THE EXERCISE>
How many lines in the listing below include the word "Lowers"? Reply with the count alone.

★ ★ ★ ★

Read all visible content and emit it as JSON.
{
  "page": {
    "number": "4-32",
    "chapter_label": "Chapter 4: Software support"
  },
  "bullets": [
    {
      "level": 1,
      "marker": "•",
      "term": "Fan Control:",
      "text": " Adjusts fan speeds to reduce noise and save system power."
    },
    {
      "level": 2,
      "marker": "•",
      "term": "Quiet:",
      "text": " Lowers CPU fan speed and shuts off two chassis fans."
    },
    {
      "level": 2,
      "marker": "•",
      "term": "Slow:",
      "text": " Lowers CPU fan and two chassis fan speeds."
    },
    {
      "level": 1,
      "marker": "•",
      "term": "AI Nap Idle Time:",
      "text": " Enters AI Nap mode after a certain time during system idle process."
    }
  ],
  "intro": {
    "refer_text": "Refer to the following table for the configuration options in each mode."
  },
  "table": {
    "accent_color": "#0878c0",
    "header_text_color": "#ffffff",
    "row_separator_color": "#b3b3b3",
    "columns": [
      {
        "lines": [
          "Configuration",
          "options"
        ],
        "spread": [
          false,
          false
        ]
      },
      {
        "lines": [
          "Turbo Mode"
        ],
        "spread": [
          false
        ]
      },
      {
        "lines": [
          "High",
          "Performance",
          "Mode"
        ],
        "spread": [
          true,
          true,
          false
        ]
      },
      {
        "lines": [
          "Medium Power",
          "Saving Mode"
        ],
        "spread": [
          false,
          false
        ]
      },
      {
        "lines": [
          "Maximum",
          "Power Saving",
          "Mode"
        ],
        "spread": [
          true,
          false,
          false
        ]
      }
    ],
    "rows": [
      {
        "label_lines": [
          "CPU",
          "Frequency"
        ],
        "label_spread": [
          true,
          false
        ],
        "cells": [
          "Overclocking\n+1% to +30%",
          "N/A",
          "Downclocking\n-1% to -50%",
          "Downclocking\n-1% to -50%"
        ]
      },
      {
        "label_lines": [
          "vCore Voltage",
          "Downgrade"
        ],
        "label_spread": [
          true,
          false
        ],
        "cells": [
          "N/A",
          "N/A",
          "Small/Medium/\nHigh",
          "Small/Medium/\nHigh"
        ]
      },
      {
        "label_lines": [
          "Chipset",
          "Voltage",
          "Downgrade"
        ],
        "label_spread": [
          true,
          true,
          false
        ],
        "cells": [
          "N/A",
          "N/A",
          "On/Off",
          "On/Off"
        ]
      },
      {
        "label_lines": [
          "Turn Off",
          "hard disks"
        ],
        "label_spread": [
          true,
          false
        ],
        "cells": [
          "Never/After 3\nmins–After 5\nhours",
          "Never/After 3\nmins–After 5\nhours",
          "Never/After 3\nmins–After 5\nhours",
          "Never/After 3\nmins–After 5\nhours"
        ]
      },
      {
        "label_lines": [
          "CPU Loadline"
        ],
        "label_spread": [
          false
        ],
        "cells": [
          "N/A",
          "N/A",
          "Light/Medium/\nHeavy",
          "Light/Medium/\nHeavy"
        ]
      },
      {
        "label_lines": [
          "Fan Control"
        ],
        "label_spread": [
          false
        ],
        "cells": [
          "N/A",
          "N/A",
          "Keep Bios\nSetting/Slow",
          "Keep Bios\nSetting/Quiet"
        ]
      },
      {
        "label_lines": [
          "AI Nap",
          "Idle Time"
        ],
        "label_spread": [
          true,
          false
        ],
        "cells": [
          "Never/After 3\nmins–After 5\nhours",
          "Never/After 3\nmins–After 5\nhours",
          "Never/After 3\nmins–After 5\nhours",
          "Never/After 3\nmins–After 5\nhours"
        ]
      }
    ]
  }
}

★ ★ ★ ★

REPLY>
2